%%
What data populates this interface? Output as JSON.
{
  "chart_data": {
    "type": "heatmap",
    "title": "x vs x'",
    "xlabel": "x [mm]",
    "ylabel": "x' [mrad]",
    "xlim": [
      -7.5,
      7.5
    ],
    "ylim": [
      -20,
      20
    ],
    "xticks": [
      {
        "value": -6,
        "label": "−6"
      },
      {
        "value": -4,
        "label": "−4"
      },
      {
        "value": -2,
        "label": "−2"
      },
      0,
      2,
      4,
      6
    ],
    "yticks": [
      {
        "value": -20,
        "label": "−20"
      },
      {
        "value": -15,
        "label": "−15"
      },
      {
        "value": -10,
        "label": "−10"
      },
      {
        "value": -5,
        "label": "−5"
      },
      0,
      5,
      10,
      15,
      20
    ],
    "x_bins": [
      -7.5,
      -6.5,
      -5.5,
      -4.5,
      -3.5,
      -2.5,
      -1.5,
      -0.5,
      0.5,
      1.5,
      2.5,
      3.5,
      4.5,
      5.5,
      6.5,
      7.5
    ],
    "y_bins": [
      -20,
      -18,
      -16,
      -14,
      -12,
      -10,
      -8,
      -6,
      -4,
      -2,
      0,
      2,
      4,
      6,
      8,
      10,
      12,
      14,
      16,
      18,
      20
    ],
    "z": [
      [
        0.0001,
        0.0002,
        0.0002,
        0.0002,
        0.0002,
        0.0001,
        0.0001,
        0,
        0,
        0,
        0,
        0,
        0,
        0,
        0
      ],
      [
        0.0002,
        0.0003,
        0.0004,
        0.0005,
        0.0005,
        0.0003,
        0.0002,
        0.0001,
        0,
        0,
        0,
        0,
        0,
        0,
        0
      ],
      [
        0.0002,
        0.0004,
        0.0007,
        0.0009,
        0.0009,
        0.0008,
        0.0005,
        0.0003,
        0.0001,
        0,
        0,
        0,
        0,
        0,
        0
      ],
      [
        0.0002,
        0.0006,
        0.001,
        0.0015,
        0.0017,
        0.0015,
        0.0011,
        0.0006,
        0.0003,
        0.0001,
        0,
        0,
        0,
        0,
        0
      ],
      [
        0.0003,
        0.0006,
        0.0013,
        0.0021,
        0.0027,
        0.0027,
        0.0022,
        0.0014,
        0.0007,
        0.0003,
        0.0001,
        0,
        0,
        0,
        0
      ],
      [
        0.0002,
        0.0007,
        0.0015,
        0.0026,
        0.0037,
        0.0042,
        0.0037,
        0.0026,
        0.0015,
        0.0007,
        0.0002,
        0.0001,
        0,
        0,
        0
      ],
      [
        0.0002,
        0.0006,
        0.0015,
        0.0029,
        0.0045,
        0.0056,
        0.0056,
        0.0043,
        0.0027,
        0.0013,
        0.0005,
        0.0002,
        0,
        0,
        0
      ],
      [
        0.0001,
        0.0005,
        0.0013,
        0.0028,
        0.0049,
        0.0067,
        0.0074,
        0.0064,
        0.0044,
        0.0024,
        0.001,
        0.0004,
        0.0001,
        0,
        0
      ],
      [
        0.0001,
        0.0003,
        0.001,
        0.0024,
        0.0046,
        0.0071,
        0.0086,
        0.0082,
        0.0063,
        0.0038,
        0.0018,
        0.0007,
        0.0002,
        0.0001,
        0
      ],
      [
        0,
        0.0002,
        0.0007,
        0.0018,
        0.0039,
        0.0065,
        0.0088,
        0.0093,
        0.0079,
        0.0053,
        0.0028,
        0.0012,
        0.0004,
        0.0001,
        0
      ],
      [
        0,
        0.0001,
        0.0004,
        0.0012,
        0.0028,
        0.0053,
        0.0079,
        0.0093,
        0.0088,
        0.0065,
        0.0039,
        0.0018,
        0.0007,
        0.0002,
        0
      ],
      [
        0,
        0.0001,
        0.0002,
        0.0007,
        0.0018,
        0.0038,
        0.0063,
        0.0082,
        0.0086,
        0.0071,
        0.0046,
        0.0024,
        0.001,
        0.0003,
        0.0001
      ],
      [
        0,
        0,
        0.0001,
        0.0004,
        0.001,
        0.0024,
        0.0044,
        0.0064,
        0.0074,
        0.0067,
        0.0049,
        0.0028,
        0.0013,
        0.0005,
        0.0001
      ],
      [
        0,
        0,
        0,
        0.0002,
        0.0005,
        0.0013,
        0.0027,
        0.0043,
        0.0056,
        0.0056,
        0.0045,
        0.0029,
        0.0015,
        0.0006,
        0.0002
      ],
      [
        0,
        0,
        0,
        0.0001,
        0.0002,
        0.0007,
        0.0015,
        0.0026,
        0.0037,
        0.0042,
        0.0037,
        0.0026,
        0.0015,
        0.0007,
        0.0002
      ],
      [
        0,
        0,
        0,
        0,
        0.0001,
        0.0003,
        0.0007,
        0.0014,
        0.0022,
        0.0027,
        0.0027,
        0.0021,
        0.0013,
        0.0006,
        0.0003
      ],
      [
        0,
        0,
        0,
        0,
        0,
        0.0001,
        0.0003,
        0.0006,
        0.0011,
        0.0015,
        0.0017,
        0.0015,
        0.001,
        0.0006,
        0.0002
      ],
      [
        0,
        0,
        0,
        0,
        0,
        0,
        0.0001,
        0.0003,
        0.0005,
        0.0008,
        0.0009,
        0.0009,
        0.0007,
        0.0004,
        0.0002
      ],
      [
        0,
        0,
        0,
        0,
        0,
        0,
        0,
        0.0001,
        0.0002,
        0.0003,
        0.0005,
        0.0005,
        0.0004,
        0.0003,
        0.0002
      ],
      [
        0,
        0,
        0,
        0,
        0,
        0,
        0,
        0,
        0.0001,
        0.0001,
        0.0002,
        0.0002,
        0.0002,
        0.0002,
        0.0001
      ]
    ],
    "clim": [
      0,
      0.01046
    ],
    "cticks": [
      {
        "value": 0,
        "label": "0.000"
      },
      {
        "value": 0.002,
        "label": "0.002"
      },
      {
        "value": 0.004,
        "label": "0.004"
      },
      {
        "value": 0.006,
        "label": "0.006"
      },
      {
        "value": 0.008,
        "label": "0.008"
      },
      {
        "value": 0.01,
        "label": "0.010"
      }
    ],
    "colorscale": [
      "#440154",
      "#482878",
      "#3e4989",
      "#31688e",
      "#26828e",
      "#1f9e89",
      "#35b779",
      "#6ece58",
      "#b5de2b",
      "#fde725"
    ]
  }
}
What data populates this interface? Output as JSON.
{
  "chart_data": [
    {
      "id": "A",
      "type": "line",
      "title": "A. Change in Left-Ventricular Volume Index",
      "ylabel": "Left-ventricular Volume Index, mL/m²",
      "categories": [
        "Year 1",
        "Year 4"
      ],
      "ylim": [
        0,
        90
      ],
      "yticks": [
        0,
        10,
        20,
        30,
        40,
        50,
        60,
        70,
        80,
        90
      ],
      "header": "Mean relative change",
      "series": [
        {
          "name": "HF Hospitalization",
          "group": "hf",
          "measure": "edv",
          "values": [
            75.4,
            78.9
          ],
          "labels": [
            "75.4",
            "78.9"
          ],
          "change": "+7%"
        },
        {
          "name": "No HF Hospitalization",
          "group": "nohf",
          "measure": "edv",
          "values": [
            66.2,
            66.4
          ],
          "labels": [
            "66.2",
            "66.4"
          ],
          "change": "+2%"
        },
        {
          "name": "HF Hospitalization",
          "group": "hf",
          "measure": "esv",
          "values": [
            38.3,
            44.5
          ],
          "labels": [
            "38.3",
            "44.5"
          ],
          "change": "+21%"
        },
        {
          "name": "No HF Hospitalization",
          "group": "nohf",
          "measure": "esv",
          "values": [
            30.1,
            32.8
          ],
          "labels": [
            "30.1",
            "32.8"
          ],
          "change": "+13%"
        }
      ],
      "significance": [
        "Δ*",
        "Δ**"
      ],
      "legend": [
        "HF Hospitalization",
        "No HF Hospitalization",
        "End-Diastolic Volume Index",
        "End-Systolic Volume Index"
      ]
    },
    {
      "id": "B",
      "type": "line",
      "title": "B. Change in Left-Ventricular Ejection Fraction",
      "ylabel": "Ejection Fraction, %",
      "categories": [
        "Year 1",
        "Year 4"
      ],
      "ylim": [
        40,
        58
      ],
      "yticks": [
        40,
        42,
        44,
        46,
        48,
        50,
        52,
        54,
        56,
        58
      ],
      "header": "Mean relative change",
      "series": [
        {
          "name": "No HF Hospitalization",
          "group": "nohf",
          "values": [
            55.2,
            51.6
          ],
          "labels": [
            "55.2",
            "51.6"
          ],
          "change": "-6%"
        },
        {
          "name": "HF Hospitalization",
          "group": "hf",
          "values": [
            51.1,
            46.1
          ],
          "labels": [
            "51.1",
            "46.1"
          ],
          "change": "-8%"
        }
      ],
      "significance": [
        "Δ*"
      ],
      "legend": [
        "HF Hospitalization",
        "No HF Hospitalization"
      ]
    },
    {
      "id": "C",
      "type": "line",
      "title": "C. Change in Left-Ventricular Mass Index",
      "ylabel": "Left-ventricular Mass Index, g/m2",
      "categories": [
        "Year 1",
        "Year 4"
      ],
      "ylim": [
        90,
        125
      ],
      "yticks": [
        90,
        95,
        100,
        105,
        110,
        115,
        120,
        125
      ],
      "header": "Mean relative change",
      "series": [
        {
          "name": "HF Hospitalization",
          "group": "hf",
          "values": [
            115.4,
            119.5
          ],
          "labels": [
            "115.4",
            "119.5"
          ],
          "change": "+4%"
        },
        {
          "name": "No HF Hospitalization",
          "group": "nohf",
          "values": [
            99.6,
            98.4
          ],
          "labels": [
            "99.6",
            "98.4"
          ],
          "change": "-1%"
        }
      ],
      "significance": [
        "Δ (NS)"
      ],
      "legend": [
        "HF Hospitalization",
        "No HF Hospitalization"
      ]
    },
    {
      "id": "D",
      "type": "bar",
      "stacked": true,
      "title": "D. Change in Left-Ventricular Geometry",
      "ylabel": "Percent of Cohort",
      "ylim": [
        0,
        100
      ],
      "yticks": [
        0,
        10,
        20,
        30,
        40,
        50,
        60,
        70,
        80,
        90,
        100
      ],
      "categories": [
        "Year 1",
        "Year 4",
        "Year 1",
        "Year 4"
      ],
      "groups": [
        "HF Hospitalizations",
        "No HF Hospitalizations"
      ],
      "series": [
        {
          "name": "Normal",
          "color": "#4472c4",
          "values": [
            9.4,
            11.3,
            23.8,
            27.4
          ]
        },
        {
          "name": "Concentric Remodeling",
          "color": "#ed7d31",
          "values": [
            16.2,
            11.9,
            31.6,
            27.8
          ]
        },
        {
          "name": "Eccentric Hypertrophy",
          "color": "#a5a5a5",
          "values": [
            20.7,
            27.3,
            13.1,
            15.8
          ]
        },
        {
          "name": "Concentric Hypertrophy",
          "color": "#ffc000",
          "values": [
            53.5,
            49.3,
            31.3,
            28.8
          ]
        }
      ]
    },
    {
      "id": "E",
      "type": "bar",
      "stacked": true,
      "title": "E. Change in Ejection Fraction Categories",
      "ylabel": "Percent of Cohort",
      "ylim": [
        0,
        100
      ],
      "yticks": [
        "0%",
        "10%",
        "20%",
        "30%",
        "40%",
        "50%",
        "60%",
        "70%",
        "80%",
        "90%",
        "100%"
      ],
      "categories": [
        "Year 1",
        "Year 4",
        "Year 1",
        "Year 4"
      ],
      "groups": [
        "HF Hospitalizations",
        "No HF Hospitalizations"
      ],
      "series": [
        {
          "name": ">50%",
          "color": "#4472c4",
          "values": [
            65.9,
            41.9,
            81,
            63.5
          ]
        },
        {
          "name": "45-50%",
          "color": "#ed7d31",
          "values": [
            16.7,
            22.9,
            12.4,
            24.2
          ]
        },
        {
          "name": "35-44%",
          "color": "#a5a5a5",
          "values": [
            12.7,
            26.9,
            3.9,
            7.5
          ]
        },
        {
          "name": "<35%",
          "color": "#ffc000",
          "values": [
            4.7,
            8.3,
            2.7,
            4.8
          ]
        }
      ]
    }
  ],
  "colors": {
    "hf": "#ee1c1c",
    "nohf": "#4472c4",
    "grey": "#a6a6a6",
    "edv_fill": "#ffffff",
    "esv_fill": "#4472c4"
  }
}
%%
**DO THIS**.
Pull out all lines from the entries above in which the word "Volume" appears.

**SOLUTION**.
      "title": "A. Change in Left-Ventricular Volume Index",
      "ylabel": "Left-ventricular Volume Index, mL/m²",
        "End-Diastolic Volume Index",
        "End-Systolic Volume Index"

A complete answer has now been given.